(Figure record extracts)

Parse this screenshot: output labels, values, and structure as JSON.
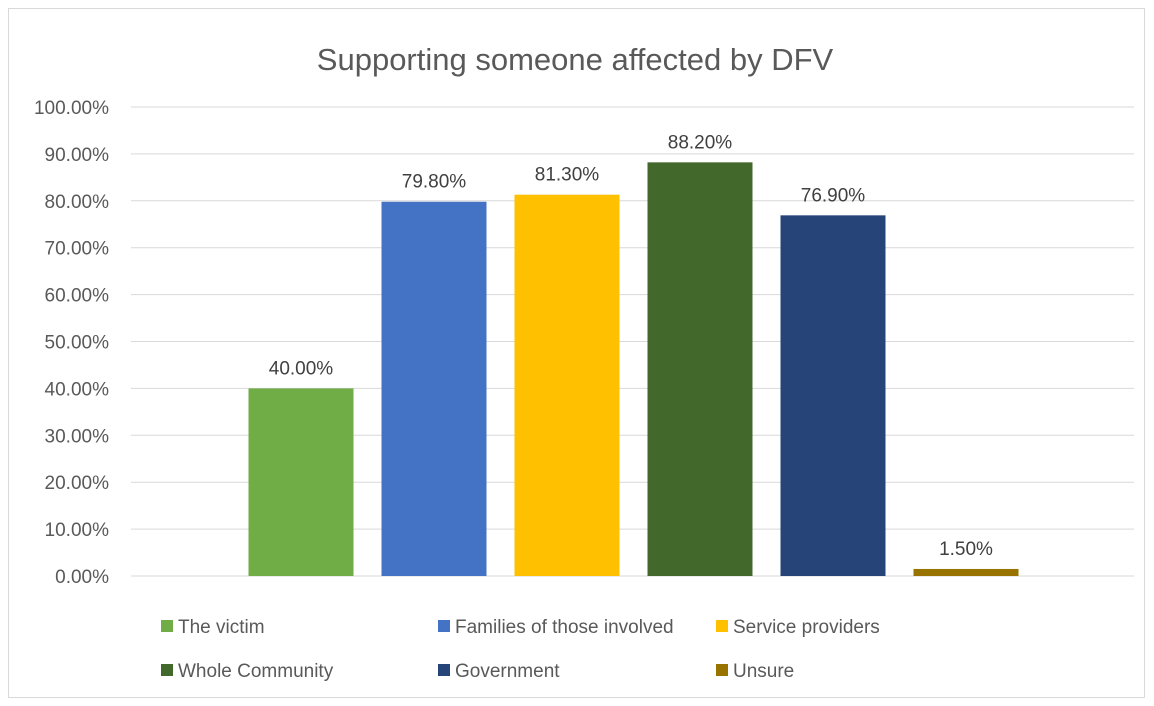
{
  "chart_data": {
    "type": "bar",
    "title": "Supporting someone affected by DFV",
    "xlabel": "",
    "ylabel": "",
    "ylim": [
      0,
      100
    ],
    "y_ticks": [
      "0.00%",
      "10.00%",
      "20.00%",
      "30.00%",
      "40.00%",
      "50.00%",
      "60.00%",
      "70.00%",
      "80.00%",
      "90.00%",
      "100.00%"
    ],
    "grid": true,
    "legend_position": "bottom",
    "series": [
      {
        "name": "The victim",
        "value": 40.0,
        "label": "40.00%",
        "color": "#70ad47"
      },
      {
        "name": "Families of those involved",
        "value": 79.8,
        "label": "79.80%",
        "color": "#4472c4"
      },
      {
        "name": "Service providers",
        "value": 81.3,
        "label": "81.30%",
        "color": "#ffc000"
      },
      {
        "name": "Whole Community",
        "value": 88.2,
        "label": "88.20%",
        "color": "#43682b"
      },
      {
        "name": "Government",
        "value": 76.9,
        "label": "76.90%",
        "color": "#264478"
      },
      {
        "name": "Unsure",
        "value": 1.5,
        "label": "1.50%",
        "color": "#997300"
      }
    ]
  }
}
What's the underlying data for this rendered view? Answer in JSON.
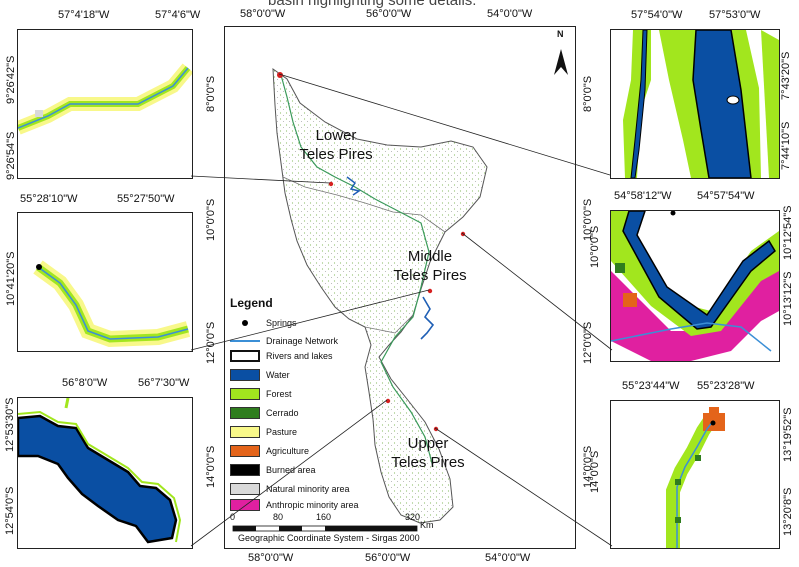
{
  "header_partial": "basin highlighting some details.",
  "main_map": {
    "top_ticks": [
      "58°0'0\"W",
      "56°0'0\"W",
      "54°0'0\"W"
    ],
    "bottom_ticks": [
      "58°0'0\"W",
      "56°0'0\"W",
      "54°0'0\"W"
    ],
    "left_ticks": [
      "8°0'0\"S",
      "10°0'0\"S",
      "12°0'0\"S",
      "14°0'0\"S"
    ],
    "right_ticks": [
      "8°0'0\"S",
      "10°0'0\"S",
      "12°0'0\"S",
      "14°0'0\"S"
    ],
    "north_label": "N",
    "regions": {
      "lower": [
        "Lower",
        "Teles Pires"
      ],
      "middle": [
        "Middle",
        "Teles Pires"
      ],
      "upper": [
        "Upper",
        "Teles Pires"
      ]
    },
    "scale": {
      "ticks": [
        "0",
        "80",
        "160",
        "320"
      ],
      "unit": "Km"
    },
    "crs": "Geographic Coordinate System - Sirgas 2000"
  },
  "legend": {
    "title": "Legend",
    "items": [
      {
        "label": "Springs",
        "kind": "dot",
        "color": "#000000"
      },
      {
        "label": "Drainage Network",
        "kind": "line",
        "color": "#3b8fd6"
      },
      {
        "label": "Rivers and lakes",
        "kind": "box",
        "color": "#ffffff"
      },
      {
        "label": "Water",
        "kind": "box",
        "color": "#0a4fa3"
      },
      {
        "label": "Forest",
        "kind": "box",
        "color": "#a2e61e"
      },
      {
        "label": "Cerrado",
        "kind": "box",
        "color": "#2f7d1e"
      },
      {
        "label": "Pasture",
        "kind": "box",
        "color": "#f8f88a"
      },
      {
        "label": "Agriculture",
        "kind": "box",
        "color": "#e4641a"
      },
      {
        "label": "Burned area",
        "kind": "box",
        "color": "#000000"
      },
      {
        "label": "Natural minority area",
        "kind": "box",
        "color": "#d9d9d9"
      },
      {
        "label": "Anthropic minority area",
        "kind": "box",
        "color": "#e020a0"
      }
    ]
  },
  "insets": {
    "top_left": {
      "top": [
        "57°4'18\"W",
        "57°4'6\"W"
      ],
      "left": [
        "9°26'42\"S",
        "9°26'54\"S"
      ]
    },
    "mid_left": {
      "top": [
        "55°28'10\"W",
        "55°27'50\"W"
      ],
      "left": [
        "10°41'20\"S"
      ]
    },
    "bottom_left": {
      "top": [
        "56°8'0\"W",
        "56°7'30\"W"
      ],
      "left": [
        "12°53'30\"S",
        "12°54'0\"S"
      ]
    },
    "top_right": {
      "top": [
        "57°54'0\"W",
        "57°53'0\"W"
      ],
      "right": [
        "7°43'20\"S",
        "7°44'10\"S"
      ]
    },
    "mid_right": {
      "top": [
        "54°58'12\"W",
        "54°57'54\"W"
      ],
      "right": [
        "10°12'54\"S",
        "10°13'12\"S"
      ]
    },
    "bottom_right": {
      "top": [
        "55°23'44\"W",
        "55°23'28\"W"
      ],
      "right": [
        "13°19'52\"S",
        "13°20'8\"S"
      ]
    }
  }
}
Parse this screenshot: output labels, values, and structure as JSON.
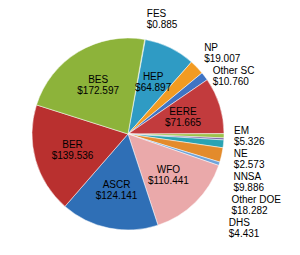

*Exercise description*
From the data above, write out everything exactly except the pictures.

*Response*
Parse this screenshot: output labels, values, and structure as JSON.
{
  "chart_data": {
    "type": "bar",
    "title": "Supporting someone affected by DFV",
    "xlabel": "",
    "ylabel": "",
    "ylim": [
      0,
      100
    ],
    "y_ticks": [
      "0.00%",
      "10.00%",
      "20.00%",
      "30.00%",
      "40.00%",
      "50.00%",
      "60.00%",
      "70.00%",
      "80.00%",
      "90.00%",
      "100.00%"
    ],
    "grid": true,
    "legend_position": "bottom",
    "series": [
      {
        "name": "The victim",
        "value": 40.0,
        "label": "40.00%",
        "color": "#70ad47"
      },
      {
        "name": "Families of those involved",
        "value": 79.8,
        "label": "79.80%",
        "color": "#4472c4"
      },
      {
        "name": "Service providers",
        "value": 81.3,
        "label": "81.30%",
        "color": "#ffc000"
      },
      {
        "name": "Whole Community",
        "value": 88.2,
        "label": "88.20%",
        "color": "#43682b"
      },
      {
        "name": "Government",
        "value": 76.9,
        "label": "76.90%",
        "color": "#264478"
      },
      {
        "name": "Unsure",
        "value": 1.5,
        "label": "1.50%",
        "color": "#997300"
      }
    ]
  }
}
What's the underlying data for this rendered view? Answer in JSON.
{
  "header_partial": "basin highlighting some details.",
  "main_map": {
    "top_ticks": [
      "58°0'0\"W",
      "56°0'0\"W",
      "54°0'0\"W"
    ],
    "bottom_ticks": [
      "58°0'0\"W",
      "56°0'0\"W",
      "54°0'0\"W"
    ],
    "left_ticks": [
      "8°0'0\"S",
      "10°0'0\"S",
      "12°0'0\"S",
      "14°0'0\"S"
    ],
    "right_ticks": [
      "8°0'0\"S",
      "10°0'0\"S",
      "12°0'0\"S",
      "14°0'0\"S"
    ],
    "north_label": "N",
    "regions": {
      "lower": [
        "Lower",
        "Teles Pires"
      ],
      "middle": [
        "Middle",
        "Teles Pires"
      ],
      "upper": [
        "Upper",
        "Teles Pires"
      ]
    },
    "scale": {
      "ticks": [
        "0",
        "80",
        "160",
        "320"
      ],
      "unit": "Km"
    },
    "crs": "Geographic Coordinate System - Sirgas 2000"
  },
  "legend": {
    "title": "Legend",
    "items": [
      {
        "label": "Springs",
        "kind": "dot",
        "color": "#000000"
      },
      {
        "label": "Drainage Network",
        "kind": "line",
        "color": "#3b8fd6"
      },
      {
        "label": "Rivers and lakes",
        "kind": "box",
        "color": "#ffffff"
      },
      {
        "label": "Water",
        "kind": "box",
        "color": "#0a4fa3"
      },
      {
        "label": "Forest",
        "kind": "box",
        "color": "#a2e61e"
      },
      {
        "label": "Cerrado",
        "kind": "box",
        "color": "#2f7d1e"
      },
      {
        "label": "Pasture",
        "kind": "box",
        "color": "#f8f88a"
      },
      {
        "label": "Agriculture",
        "kind": "box",
        "color": "#e4641a"
      },
      {
        "label": "Burned area",
        "kind": "box",
        "color": "#000000"
      },
      {
        "label": "Natural minority area",
        "kind": "box",
        "color": "#d9d9d9"
      },
      {
        "label": "Anthropic minority area",
        "kind": "box",
        "color": "#e020a0"
      }
    ]
  },
  "insets": {
    "top_left": {
      "top": [
        "57°4'18\"W",
        "57°4'6\"W"
      ],
      "left": [
        "9°26'42\"S",
        "9°26'54\"S"
      ]
    },
    "mid_left": {
      "top": [
        "55°28'10\"W",
        "55°27'50\"W"
      ],
      "left": [
        "10°41'20\"S"
      ]
    },
    "bottom_left": {
      "top": [
        "56°8'0\"W",
        "56°7'30\"W"
      ],
      "left": [
        "12°53'30\"S",
        "12°54'0\"S"
      ]
    },
    "top_right": {
      "top": [
        "57°54'0\"W",
        "57°53'0\"W"
      ],
      "right": [
        "7°43'20\"S",
        "7°44'10\"S"
      ]
    },
    "mid_right": {
      "top": [
        "54°58'12\"W",
        "54°57'54\"W"
      ],
      "right": [
        "10°12'54\"S",
        "10°13'12\"S"
      ]
    },
    "bottom_right": {
      "top": [
        "55°23'44\"W",
        "55°23'28\"W"
      ],
      "right": [
        "13°19'52\"S",
        "13°20'8\"S"
      ]
    }
  }
}
Parse this screenshot: output labels, values, and structure as JSON.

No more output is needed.